◆ **Work instructions**:
Edit the records below by changing every "LEGEND" to "KEY", and leave everything else as it is.
==== Extracted information ====
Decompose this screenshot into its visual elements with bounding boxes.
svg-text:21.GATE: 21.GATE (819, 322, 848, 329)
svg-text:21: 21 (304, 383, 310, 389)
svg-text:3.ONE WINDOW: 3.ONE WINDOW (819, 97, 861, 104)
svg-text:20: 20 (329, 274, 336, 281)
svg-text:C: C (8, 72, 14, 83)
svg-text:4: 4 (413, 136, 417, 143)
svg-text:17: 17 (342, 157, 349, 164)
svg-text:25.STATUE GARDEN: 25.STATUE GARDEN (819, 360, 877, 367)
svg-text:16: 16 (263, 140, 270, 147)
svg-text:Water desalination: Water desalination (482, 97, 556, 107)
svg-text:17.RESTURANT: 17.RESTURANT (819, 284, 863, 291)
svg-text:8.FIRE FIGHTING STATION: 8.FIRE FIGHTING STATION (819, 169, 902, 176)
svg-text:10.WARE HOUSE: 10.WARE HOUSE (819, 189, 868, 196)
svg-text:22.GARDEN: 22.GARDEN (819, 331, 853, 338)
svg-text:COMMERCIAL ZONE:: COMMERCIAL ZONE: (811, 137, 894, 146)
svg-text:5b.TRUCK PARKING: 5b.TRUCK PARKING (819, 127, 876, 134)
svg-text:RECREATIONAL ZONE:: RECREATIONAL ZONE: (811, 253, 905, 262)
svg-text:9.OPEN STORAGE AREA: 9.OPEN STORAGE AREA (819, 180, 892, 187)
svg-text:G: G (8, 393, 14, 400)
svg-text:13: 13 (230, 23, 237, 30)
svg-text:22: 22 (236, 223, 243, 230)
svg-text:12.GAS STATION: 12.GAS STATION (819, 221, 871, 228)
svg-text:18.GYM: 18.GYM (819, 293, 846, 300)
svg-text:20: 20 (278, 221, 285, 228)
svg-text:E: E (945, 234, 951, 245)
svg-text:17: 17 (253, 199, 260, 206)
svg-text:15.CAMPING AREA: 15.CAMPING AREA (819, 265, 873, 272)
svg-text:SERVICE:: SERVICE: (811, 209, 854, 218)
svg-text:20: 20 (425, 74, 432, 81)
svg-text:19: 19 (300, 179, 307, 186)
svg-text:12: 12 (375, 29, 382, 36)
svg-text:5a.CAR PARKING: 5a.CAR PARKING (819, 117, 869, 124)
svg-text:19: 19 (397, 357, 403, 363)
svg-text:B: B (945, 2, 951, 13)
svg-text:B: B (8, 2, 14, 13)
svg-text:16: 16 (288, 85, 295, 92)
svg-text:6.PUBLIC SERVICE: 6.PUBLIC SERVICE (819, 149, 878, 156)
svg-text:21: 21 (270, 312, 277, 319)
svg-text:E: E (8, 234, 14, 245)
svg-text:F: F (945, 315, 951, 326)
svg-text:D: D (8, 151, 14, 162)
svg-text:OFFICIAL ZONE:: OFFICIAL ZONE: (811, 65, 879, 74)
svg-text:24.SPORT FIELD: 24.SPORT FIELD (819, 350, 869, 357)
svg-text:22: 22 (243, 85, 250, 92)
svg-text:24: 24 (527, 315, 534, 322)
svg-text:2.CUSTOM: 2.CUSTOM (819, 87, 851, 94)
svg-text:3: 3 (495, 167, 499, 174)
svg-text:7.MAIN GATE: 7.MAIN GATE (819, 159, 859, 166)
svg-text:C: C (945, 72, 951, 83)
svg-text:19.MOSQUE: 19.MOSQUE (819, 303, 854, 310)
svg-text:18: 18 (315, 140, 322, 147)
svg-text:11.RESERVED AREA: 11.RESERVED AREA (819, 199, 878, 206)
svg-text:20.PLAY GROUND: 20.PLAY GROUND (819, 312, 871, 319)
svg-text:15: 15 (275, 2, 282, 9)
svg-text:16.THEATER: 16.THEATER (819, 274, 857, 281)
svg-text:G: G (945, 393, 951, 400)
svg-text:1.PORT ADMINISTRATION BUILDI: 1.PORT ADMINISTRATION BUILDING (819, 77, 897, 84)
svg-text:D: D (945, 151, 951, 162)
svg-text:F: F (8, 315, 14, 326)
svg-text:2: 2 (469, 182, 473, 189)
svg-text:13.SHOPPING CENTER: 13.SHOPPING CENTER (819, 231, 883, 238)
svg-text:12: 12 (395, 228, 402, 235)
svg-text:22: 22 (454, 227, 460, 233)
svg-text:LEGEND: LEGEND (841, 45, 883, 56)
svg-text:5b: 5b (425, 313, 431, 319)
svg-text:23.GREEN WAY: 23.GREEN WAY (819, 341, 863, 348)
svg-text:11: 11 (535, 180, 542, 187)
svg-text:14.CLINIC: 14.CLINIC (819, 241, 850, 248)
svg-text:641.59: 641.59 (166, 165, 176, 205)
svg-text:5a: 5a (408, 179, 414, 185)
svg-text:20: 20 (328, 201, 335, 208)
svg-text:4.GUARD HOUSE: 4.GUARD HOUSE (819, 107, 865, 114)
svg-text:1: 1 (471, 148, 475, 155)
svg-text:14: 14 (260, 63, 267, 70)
====
◆ **Written solution**:
Decompose this screenshot into its visual elements with bounding boxes.
svg-text:21.GATE: 21.GATE (819, 322, 848, 329)
svg-text:21: 21 (304, 383, 310, 389)
svg-text:3.ONE WINDOW: 3.ONE WINDOW (819, 97, 861, 104)
svg-text:20: 20 (329, 274, 336, 281)
svg-text:C: C (8, 72, 14, 83)
svg-text:4: 4 (413, 136, 417, 143)
svg-text:17: 17 (342, 157, 349, 164)
svg-text:25.STATUE GARDEN: 25.STATUE GARDEN (819, 360, 877, 367)
svg-text:16: 16 (263, 140, 270, 147)
svg-text:Water desalination: Water desalination (482, 97, 556, 107)
svg-text:17.RESTURANT: 17.RESTURANT (819, 284, 863, 291)
svg-text:8.FIRE FIGHTING STATION: 8.FIRE FIGHTING STATION (819, 169, 902, 176)
svg-text:10.WARE HOUSE: 10.WARE HOUSE (819, 189, 868, 196)
svg-text:22.GARDEN: 22.GARDEN (819, 331, 853, 338)
svg-text:COMMERCIAL ZONE:: COMMERCIAL ZONE: (811, 137, 894, 146)
svg-text:5b.TRUCK PARKING: 5b.TRUCK PARKING (819, 127, 876, 134)
svg-text:RECREATIONAL ZONE:: RECREATIONAL ZONE: (811, 253, 905, 262)
svg-text:9.OPEN STORAGE AREA: 9.OPEN STORAGE AREA (819, 180, 892, 187)
svg-text:G: G (8, 393, 14, 400)
svg-text:13: 13 (230, 23, 237, 30)
svg-text:22: 22 (236, 223, 243, 230)
svg-text:12.GAS STATION: 12.GAS STATION (819, 221, 871, 228)
svg-text:18.GYM: 18.GYM (819, 293, 846, 300)
svg-text:20: 20 (278, 221, 285, 228)
svg-text:E: E (945, 234, 951, 245)
svg-text:17: 17 (253, 199, 260, 206)
svg-text:15.CAMPING AREA: 15.CAMPING AREA (819, 265, 873, 272)
svg-text:SERVICE:: SERVICE: (811, 209, 854, 218)
svg-text:20: 20 (425, 74, 432, 81)
svg-text:19: 19 (300, 179, 307, 186)
svg-text:12: 12 (375, 29, 382, 36)
svg-text:5a.CAR PARKING: 5a.CAR PARKING (819, 117, 869, 124)
svg-text:19: 19 (397, 357, 403, 363)
svg-text:B: B (945, 2, 951, 13)
svg-text:B: B (8, 2, 14, 13)
svg-text:16: 16 (288, 85, 295, 92)
svg-text:6.PUBLIC SERVICE: 6.PUBLIC SERVICE (819, 149, 878, 156)
svg-text:21: 21 (270, 312, 277, 319)
svg-text:E: E (8, 234, 14, 245)
svg-text:F: F (945, 315, 951, 326)
svg-text:D: D (8, 151, 14, 162)
svg-text:OFFICIAL ZONE:: OFFICIAL ZONE: (811, 65, 879, 74)
svg-text:24.SPORT FIELD: 24.SPORT FIELD (819, 350, 869, 357)
svg-text:22: 22 (243, 85, 250, 92)
svg-text:24: 24 (527, 315, 534, 322)
svg-text:2.CUSTOM: 2.CUSTOM (819, 87, 851, 94)
svg-text:3: 3 (495, 167, 499, 174)
svg-text:7.MAIN GATE: 7.MAIN GATE (819, 159, 859, 166)
svg-text:C: C (945, 72, 951, 83)
svg-text:19.MOSQUE: 19.MOSQUE (819, 303, 854, 310)
svg-text:18: 18 (315, 140, 322, 147)
svg-text:11.RESERVED AREA: 11.RESERVED AREA (819, 199, 878, 206)
svg-text:20.PLAY GROUND: 20.PLAY GROUND (819, 312, 871, 319)
svg-text:15: 15 (275, 2, 282, 9)
svg-text:16.THEATER: 16.THEATER (819, 274, 857, 281)
svg-text:G: G (945, 393, 951, 400)
svg-text:1.PORT ADMINISTRATION BUILDI: 1.PORT ADMINISTRATION BUILDING (819, 77, 897, 84)
svg-text:D: D (945, 151, 951, 162)
svg-text:F: F (8, 315, 14, 326)
svg-text:2: 2 (469, 182, 473, 189)
svg-text:13.SHOPPING CENTER: 13.SHOPPING CENTER (819, 231, 883, 238)
svg-text:12: 12 (395, 228, 402, 235)
svg-text:22: 22 (454, 227, 460, 233)
svg-text:KEY: KEY (841, 45, 883, 56)
svg-text:5b: 5b (425, 313, 431, 319)
svg-text:23.GREEN WAY: 23.GREEN WAY (819, 341, 863, 348)
svg-text:11: 11 (535, 180, 542, 187)
svg-text:14.CLINIC: 14.CLINIC (819, 241, 850, 248)
svg-text:641.59: 641.59 (166, 165, 176, 205)
svg-text:5a: 5a (408, 179, 414, 185)
svg-text:20: 20 (328, 201, 335, 208)
svg-text:4.GUARD HOUSE: 4.GUARD HOUSE (819, 107, 865, 114)
svg-text:1: 1 (471, 148, 475, 155)
svg-text:14: 14 (260, 63, 267, 70)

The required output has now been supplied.